Assigned task: Word for word, restate every entry that follows.

----- Material for this exercise -----

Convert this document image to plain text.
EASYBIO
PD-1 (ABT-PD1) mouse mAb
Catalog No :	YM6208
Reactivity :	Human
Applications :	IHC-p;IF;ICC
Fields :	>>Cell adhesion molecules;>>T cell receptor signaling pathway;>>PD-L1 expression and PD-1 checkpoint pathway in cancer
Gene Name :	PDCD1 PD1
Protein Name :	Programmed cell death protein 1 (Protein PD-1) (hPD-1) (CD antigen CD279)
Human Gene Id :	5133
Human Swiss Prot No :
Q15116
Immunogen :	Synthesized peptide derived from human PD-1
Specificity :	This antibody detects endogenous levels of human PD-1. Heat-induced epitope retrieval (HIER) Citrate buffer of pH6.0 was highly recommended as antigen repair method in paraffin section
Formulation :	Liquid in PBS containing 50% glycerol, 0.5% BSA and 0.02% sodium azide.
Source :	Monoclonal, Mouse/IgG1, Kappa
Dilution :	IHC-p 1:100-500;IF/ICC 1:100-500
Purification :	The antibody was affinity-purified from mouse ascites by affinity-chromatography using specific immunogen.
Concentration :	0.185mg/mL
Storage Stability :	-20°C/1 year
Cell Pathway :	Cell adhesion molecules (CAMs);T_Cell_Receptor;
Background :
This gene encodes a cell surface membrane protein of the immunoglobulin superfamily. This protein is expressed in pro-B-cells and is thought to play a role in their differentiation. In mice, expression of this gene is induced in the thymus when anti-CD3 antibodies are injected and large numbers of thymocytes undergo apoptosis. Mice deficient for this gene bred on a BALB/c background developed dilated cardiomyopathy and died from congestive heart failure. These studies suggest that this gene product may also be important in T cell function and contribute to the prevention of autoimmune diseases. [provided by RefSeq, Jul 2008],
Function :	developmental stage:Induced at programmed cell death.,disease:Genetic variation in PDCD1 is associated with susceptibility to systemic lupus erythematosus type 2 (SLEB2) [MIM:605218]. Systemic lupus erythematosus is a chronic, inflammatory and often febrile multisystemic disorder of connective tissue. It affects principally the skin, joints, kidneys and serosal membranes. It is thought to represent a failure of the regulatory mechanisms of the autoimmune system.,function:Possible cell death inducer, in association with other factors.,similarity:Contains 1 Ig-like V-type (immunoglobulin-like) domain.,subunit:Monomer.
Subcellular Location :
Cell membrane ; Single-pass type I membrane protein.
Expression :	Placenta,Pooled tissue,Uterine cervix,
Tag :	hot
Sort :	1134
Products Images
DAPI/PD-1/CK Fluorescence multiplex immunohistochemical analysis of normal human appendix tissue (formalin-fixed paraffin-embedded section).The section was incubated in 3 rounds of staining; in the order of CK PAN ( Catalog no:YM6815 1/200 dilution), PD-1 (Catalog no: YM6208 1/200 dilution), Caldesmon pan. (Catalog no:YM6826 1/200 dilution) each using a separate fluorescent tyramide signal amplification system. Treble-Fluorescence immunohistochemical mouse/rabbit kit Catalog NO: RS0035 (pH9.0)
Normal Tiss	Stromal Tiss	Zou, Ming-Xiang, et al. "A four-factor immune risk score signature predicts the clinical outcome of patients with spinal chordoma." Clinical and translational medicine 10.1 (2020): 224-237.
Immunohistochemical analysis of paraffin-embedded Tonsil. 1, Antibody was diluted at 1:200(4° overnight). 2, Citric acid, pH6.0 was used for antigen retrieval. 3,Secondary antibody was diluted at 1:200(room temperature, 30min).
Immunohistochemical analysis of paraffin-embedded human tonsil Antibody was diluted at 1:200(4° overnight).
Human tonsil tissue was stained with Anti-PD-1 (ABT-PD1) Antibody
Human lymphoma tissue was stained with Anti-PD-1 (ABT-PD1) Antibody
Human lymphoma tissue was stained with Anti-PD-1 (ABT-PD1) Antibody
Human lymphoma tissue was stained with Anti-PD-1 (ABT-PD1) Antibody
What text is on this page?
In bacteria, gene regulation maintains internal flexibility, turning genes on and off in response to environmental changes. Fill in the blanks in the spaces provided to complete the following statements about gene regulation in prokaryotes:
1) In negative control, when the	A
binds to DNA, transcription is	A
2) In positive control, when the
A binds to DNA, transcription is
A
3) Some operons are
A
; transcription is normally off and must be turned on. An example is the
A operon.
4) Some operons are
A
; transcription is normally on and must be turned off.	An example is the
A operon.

-----

Output below:
Convert this document image to plain text.
EASYBIO
PD-1 (ABT-PD1) mouse mAb
Catalog No :	YM6208
Reactivity :	Human
Applications :	IHC-p;IF;ICC
Fields :	>>Cell adhesion molecules;>>T cell receptor signaling pathway;>>PD-L1 expression and PD-1 checkpoint pathway in cancer
Gene Name :	PDCD1 PD1
Protein Name :	Programmed cell death protein 1 (Protein PD-1) (hPD-1) (CD antigen CD279)
Human Gene Id :	5133
Human Swiss Prot No :
Q15116
Immunogen :	Synthesized peptide derived from human PD-1
Specificity :	This antibody detects endogenous levels of human PD-1. Heat-induced epitope retrieval (HIER) Citrate buffer of pH6.0 was highly recommended as antigen repair method in paraffin section
Formulation :	Liquid in PBS containing 50% glycerol, 0.5% BSA and 0.02% sodium azide.
Source :	Monoclonal, Mouse/IgG1, Kappa
Dilution :	IHC-p 1:100-500;IF/ICC 1:100-500
Purification :	The antibody was affinity-purified from mouse ascites by affinity-chromatography using specific immunogen.
Concentration :	0.185mg/mL
Storage Stability :	-20°C/1 year
Cell Pathway :	Cell adhesion molecules (CAMs);T_Cell_Receptor;
Background :
This gene encodes a cell surface membrane protein of the immunoglobulin superfamily. This protein is expressed in pro-B-cells and is thought to play a role in their differentiation. In mice, expression of this gene is induced in the thymus when anti-CD3 antibodies are injected and large numbers of thymocytes undergo apoptosis. Mice deficient for this gene bred on a BALB/c background developed dilated cardiomyopathy and died from congestive heart failure. These studies suggest that this gene product may also be important in T cell function and contribute to the prevention of autoimmune diseases. [provided by RefSeq, Jul 2008],
Function :	developmental stage:Induced at programmed cell death.,disease:Genetic variation in PDCD1 is associated with susceptibility to systemic lupus erythematosus type 2 (SLEB2) [MIM:605218]. Systemic lupus erythematosus is a chronic, inflammatory and often febrile multisystemic disorder of connective tissue. It affects principally the skin, joints, kidneys and serosal membranes. It is thought to represent a failure of the regulatory mechanisms of the autoimmune system.,function:Possible cell death inducer, in association with other factors.,similarity:Contains 1 Ig-like V-type (immunoglobulin-like) domain.,subunit:Monomer.
Subcellular Location :
Cell membrane ; Single-pass type I membrane protein.
Expression :	Placenta,Pooled tissue,Uterine cervix,
Tag :	hot
Sort :	1134
Products Images
DAPI/PD-1/CK Fluorescence multiplex immunohistochemical analysis of normal human appendix tissue (formalin-fixed paraffin-embedded section).The section was incubated in 3 rounds of staining; in the order of CK PAN ( Catalog no:YM6815 1/200 dilution), PD-1 (Catalog no: YM6208 1/200 dilution), Caldesmon pan. (Catalog no:YM6826 1/200 dilution) each using a separate fluorescent tyramide signal amplification system. Treble-Fluorescence immunohistochemical mouse/rabbit kit Catalog NO: RS0035 (pH9.0)
Normal Tiss	Stromal Tiss	Zou, Ming-Xiang, et al. "A four-factor immune risk score signature predicts the clinical outcome of patients with spinal chordoma." Clinical and translational medicine 10.1 (2020): 224-237.
Immunohistochemical analysis of paraffin-embedded Tonsil. 1, Antibody was diluted at 1:200(4° overnight). 2, Citric acid, pH6.0 was used for antigen retrieval. 3,Secondary antibody was diluted at 1:200(room temperature, 30min).
Immunohistochemical analysis of paraffin-embedded human tonsil Antibody was diluted at 1:200(4° overnight).
Human tonsil tissue was stained with Anti-PD-1 (ABT-PD1) Antibody
Human lymphoma tissue was stained with Anti-PD-1 (ABT-PD1) Antibody
Human lymphoma tissue was stained with Anti-PD-1 (ABT-PD1) Antibody
Human lymphoma tissue was stained with Anti-PD-1 (ABT-PD1) Antibody
What text is on this page?
In bacteria, gene regulation maintains internal flexibility, turning genes on and off in response to environmental changes. Fill in the blanks in the spaces provided to complete the following statements about gene regulation in prokaryotes:
1) In negative control, when the	A
binds to DNA, transcription is	A
2) In positive control, when the
A binds to DNA, transcription is
A
3) Some operons are
A
; transcription is normally off and must be turned on. An example is the
A operon.
4) Some operons are
A
; transcription is normally on and must be turned off.	An example is the
A operon.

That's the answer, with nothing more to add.